What you will do ->
Write out the entries again from the line with "903, 970, 933]" up to and including the line with "star-filled-icon: ★ bbox=[150, 14, 166, 31]", and swap every "logistics-label" for "shipping-label" while leaving everything else untouched.
####
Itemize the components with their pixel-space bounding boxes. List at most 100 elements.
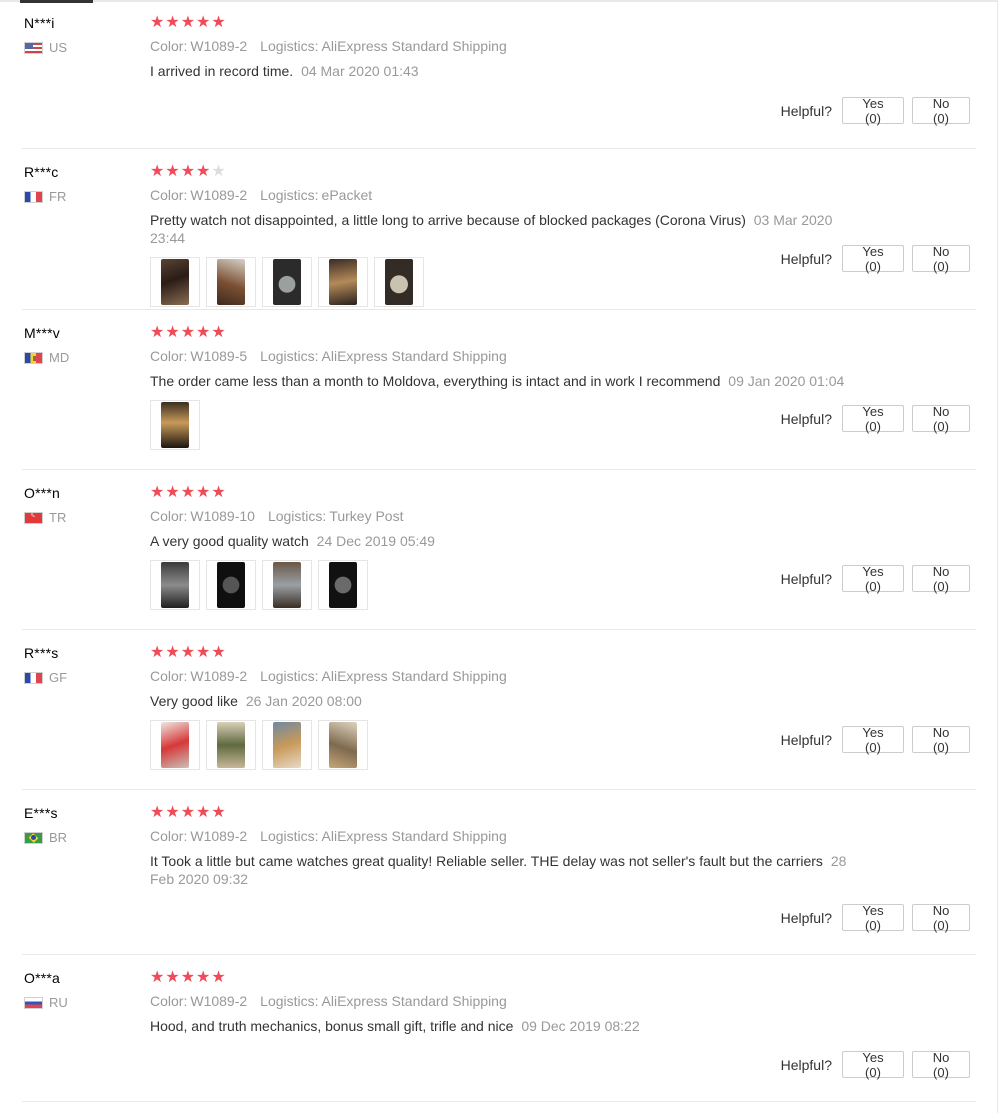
helpful-no-button[interactable]: No (0) bbox=[912, 903, 970, 933]
reviewer-info: R***c FR bbox=[24, 164, 66, 204]
review-photo-thumbnail[interactable]: t4 bbox=[318, 257, 368, 307]
helpful-yes-button[interactable]: Yes (0) bbox=[842, 404, 904, 434]
photo-image: t13 bbox=[273, 722, 301, 768]
logistics-label: Logistics: bbox=[260, 993, 319, 1009]
country-code: US bbox=[49, 40, 68, 55]
reviewer-country: RU bbox=[24, 995, 68, 1010]
review-photos: t11 t12 t13 t14 bbox=[150, 720, 870, 770]
logistics-label: Logistics: bbox=[260, 828, 319, 844]
star-filled-icon: ★ bbox=[180, 969, 197, 986]
reviewer-country: GF bbox=[24, 670, 67, 685]
star-filled-icon: ★ bbox=[150, 14, 166, 31]
logistics-value: AliExpress Standard Shipping bbox=[321, 348, 507, 364]
helpful-label: Helpful? bbox=[780, 731, 832, 748]
color-label: Color: bbox=[150, 348, 188, 364]
rating-stars: ★★★★★ bbox=[150, 805, 870, 821]
helpful-yes-button[interactable]: Yes (0) bbox=[842, 96, 904, 126]
color-value: W1089-5 bbox=[190, 348, 248, 364]
reviewer-info: O***a RU bbox=[24, 970, 68, 1010]
review-photo-thumbnail[interactable]: t9 bbox=[262, 560, 312, 610]
review-date: 09 Dec 2019 08:22 bbox=[521, 1018, 640, 1034]
helpful-yes-button[interactable]: Yes (0) bbox=[842, 725, 904, 755]
review-photo-thumbnail[interactable]: t14 bbox=[318, 720, 368, 770]
reviewer-country: FR bbox=[24, 189, 66, 204]
review-text: Very good like bbox=[150, 693, 238, 709]
country-code: TR bbox=[49, 510, 67, 525]
star-filled-icon: ★ bbox=[211, 969, 227, 986]
star-empty-icon: ★ bbox=[211, 163, 227, 180]
reviewer-info: R***s GF bbox=[24, 645, 67, 685]
review-photo-thumbnail[interactable]: t1 bbox=[150, 257, 200, 307]
logistics-label: Logistics: bbox=[260, 668, 319, 684]
photo-image: t12 bbox=[217, 722, 245, 768]
helpful-yes-button[interactable]: Yes (0) bbox=[842, 1050, 904, 1080]
star-filled-icon: ★ bbox=[165, 163, 181, 180]
country-code: MD bbox=[49, 350, 70, 365]
logistics-value: AliExpress Standard Shipping bbox=[321, 668, 507, 684]
star-filled-icon: ★ bbox=[180, 163, 197, 180]
review-text: It Took a little but came watches great … bbox=[150, 853, 823, 869]
reviewer-country: TR bbox=[24, 510, 66, 525]
review-item: R***s GF ★★★★★ Color: W1089-2 Logistics: Al… bbox=[22, 630, 976, 790]
star-filled-icon: ★ bbox=[150, 484, 166, 501]
review-photo-thumbnail[interactable]: t5 bbox=[374, 257, 424, 307]
review-content: ★★★★★ Color: W1089-10 Logistics: Turkey Pos… bbox=[150, 485, 870, 610]
logistics-label: Logistics: bbox=[260, 348, 319, 364]
photo-image: t8 bbox=[217, 562, 245, 608]
star-filled-icon: ★ bbox=[165, 644, 181, 661]
star-filled-icon: ★ bbox=[211, 324, 227, 341]
star-filled-icon: ★ bbox=[150, 644, 166, 661]
review-photo-thumbnail[interactable]: t10 bbox=[318, 560, 368, 610]
helpful-no-button[interactable]: No (0) bbox=[912, 1050, 970, 1080]
helpful-no-button[interactable]: No (0) bbox=[912, 404, 970, 434]
star-filled-icon: ★ bbox=[196, 163, 212, 180]
logistics-value: AliExpress Standard Shipping bbox=[321, 828, 507, 844]
reviewer-info: M***v MD bbox=[24, 325, 69, 365]
review-photo-thumbnail[interactable]: t6 bbox=[150, 400, 200, 450]
helpful-yes-button[interactable]: Yes (0) bbox=[842, 244, 904, 274]
helpful-no-button[interactable]: No (0) bbox=[912, 96, 970, 126]
review-content: ★★★★★ Color: W1089-2 Logistics: AliExpress … bbox=[150, 15, 870, 80]
photo-image: t11 bbox=[161, 722, 189, 768]
review-text-block: Very good like 26 Jan 2020 08:00 bbox=[150, 692, 870, 710]
photo-image: t3 bbox=[273, 259, 301, 305]
star-filled-icon: ★ bbox=[196, 14, 212, 31]
helpful-no-button[interactable]: No (0) bbox=[912, 725, 970, 755]
color-value: W1089-2 bbox=[190, 993, 248, 1009]
photo-image: t14 bbox=[329, 722, 357, 768]
helpful-label: Helpful? bbox=[780, 410, 832, 427]
review-photo-thumbnail[interactable]: t13 bbox=[262, 720, 312, 770]
star-filled-icon: ★ bbox=[211, 484, 227, 501]
review-photo-thumbnail[interactable]: t11 bbox=[150, 720, 200, 770]
star-filled-icon: ★ bbox=[150, 324, 166, 341]
rating-stars: ★★★★★ bbox=[150, 645, 870, 661]
review-photos: t1 t2 t3 t4 t5 bbox=[150, 257, 870, 307]
review-photo-thumbnail[interactable]: t12 bbox=[206, 720, 256, 770]
review-item: O***a RU ★★★★★ Color: W1089-2 Logistics: Al… bbox=[22, 955, 976, 1102]
logistics-label: Logistics: bbox=[267, 508, 327, 524]
color-label: Color: bbox=[150, 38, 188, 54]
helpful-label: Helpful? bbox=[780, 102, 832, 119]
country-code: FR bbox=[49, 189, 67, 204]
review-photos: t7 t8 t9 t10 bbox=[150, 560, 870, 610]
review-text: I arrived in record time. bbox=[150, 63, 294, 79]
helpful-no-button[interactable]: No (0) bbox=[912, 564, 970, 594]
star-filled-icon: ★ bbox=[211, 644, 227, 661]
photo-image: t1 bbox=[161, 259, 189, 305]
helpful-yes-button[interactable]: Yes (0) bbox=[842, 564, 904, 594]
review-text: Hood, and truth mechanics, bonus small g… bbox=[150, 1018, 514, 1034]
review-photo-thumbnail[interactable]: t3 bbox=[262, 257, 312, 307]
star-filled-icon: ★ bbox=[211, 804, 227, 821]
review-date: 04 Mar 2020 01:43 bbox=[301, 63, 419, 79]
country-code: RU bbox=[49, 995, 68, 1010]
helpful-yes-button[interactable]: Yes (0) bbox=[842, 903, 904, 933]
review-photo-thumbnail[interactable]: t8 bbox=[206, 560, 256, 610]
photo-image: t9 bbox=[273, 562, 301, 608]
reviewer-name: E***s bbox=[24, 805, 58, 821]
helpful-no-button[interactable]: No (0) bbox=[912, 244, 970, 274]
review-text-block: A very good quality watch 24 Dec 2019 05… bbox=[150, 532, 870, 550]
review-photo-thumbnail[interactable]: t7 bbox=[150, 560, 200, 610]
review-photo-thumbnail[interactable]: t2 bbox=[206, 257, 256, 307]
review-date: 09 Jan 2020 01:04 bbox=[728, 373, 845, 389]
color-label: Color: bbox=[150, 993, 188, 1009]
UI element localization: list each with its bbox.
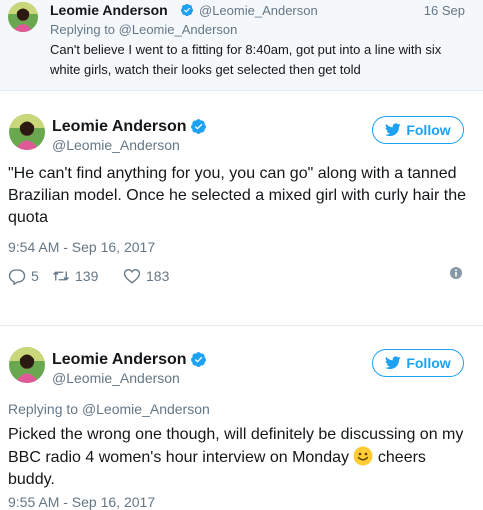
- tweet-text: Picked the wrong one though, will defini…: [8, 424, 474, 491]
- replying-to-label: Replying to: [50, 22, 116, 37]
- author-name[interactable]: Leomie Anderson: [52, 350, 187, 369]
- avatar[interactable]: [8, 2, 38, 32]
- info-action[interactable]: [450, 267, 462, 279]
- twitter-thread-page: Leomie Anderson @Leomie_Anderson 16 Sep …: [0, 0, 483, 510]
- verified-badge-icon: [191, 352, 206, 367]
- reply-action[interactable]: 5: [8, 267, 39, 285]
- reply-icon: [8, 269, 26, 285]
- smiley-emoji-icon: [353, 446, 373, 466]
- author-handle[interactable]: @Leomie_Anderson: [199, 2, 318, 19]
- replying-to-line: Replying to @Leomie_Anderson: [50, 21, 237, 38]
- verified-badge-icon: [191, 119, 206, 134]
- reply-tweet-card[interactable]: Leomie Anderson @Leomie_Anderson 16 Sep …: [0, 0, 483, 91]
- author-name[interactable]: Leomie Anderson: [52, 117, 187, 136]
- author-handle[interactable]: @Leomie_Anderson: [52, 137, 180, 154]
- replying-to-line: Replying to @Leomie_Anderson: [8, 401, 210, 418]
- info-icon: [450, 267, 462, 279]
- twitter-bird-icon: [385, 123, 402, 137]
- author-name[interactable]: Leomie Anderson: [50, 2, 168, 19]
- like-action[interactable]: 183: [123, 267, 169, 285]
- follow-button-label: Follow: [406, 122, 451, 138]
- replying-to-label: Replying to: [8, 401, 79, 417]
- follow-button[interactable]: Follow: [372, 349, 464, 377]
- tweet-text: Can't believe I went to a fitting for 8:…: [50, 42, 442, 77]
- reply-count: 5: [31, 268, 39, 284]
- tweet-timestamp-link[interactable]: 9:55 AM - Sep 16, 2017: [8, 494, 155, 510]
- heart-icon: [123, 269, 141, 284]
- twitter-bird-icon: [385, 356, 402, 370]
- tweet-timestamp-link[interactable]: 9:54 AM - Sep 16, 2017: [8, 239, 155, 256]
- retweet-action[interactable]: 139: [52, 267, 98, 285]
- retweet-icon: [53, 271, 69, 281]
- tweet-date[interactable]: 16 Sep: [424, 2, 465, 19]
- avatar[interactable]: [9, 114, 45, 150]
- verified-badge-icon: [180, 3, 194, 17]
- tweet-card[interactable]: Leomie Anderson @Leomie_Anderson Follow …: [0, 328, 483, 510]
- retweet-count: 139: [75, 268, 99, 284]
- like-count: 183: [146, 268, 170, 284]
- replying-to-handle-link[interactable]: @Leomie_Anderson: [119, 22, 238, 37]
- author-handle[interactable]: @Leomie_Anderson: [52, 370, 180, 387]
- tweet-actions: 5 139 183: [8, 267, 474, 287]
- follow-button-label: Follow: [406, 355, 451, 371]
- avatar[interactable]: [9, 347, 45, 383]
- replying-to-handle-link[interactable]: @Leomie_Anderson: [82, 401, 210, 417]
- follow-button[interactable]: Follow: [372, 116, 464, 144]
- tweet-card[interactable]: Leomie Anderson @Leomie_Anderson Follow …: [0, 95, 483, 326]
- tweet-text: "He can't find anything for you, you can…: [8, 165, 466, 226]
####
Complete output ->
helpful-no-button[interactable]: No (0) bbox=[912, 903, 970, 933]
reviewer-info: R***c FR bbox=[24, 164, 66, 204]
review-photo-thumbnail[interactable]: t4 bbox=[318, 257, 368, 307]
helpful-yes-button[interactable]: Yes (0) bbox=[842, 404, 904, 434]
photo-image: t13 bbox=[273, 722, 301, 768]
shipping-label: Logistics: bbox=[260, 993, 319, 1009]
country-code: US bbox=[49, 40, 68, 55]
reviewer-country: RU bbox=[24, 995, 68, 1010]
review-photos: t11 t12 t13 t14 bbox=[150, 720, 870, 770]
shipping-label: Logistics: bbox=[260, 828, 319, 844]
star-filled-icon: ★ bbox=[180, 969, 197, 986]
reviewer-country: GF bbox=[24, 670, 67, 685]
star-filled-icon: ★ bbox=[150, 14, 166, 31]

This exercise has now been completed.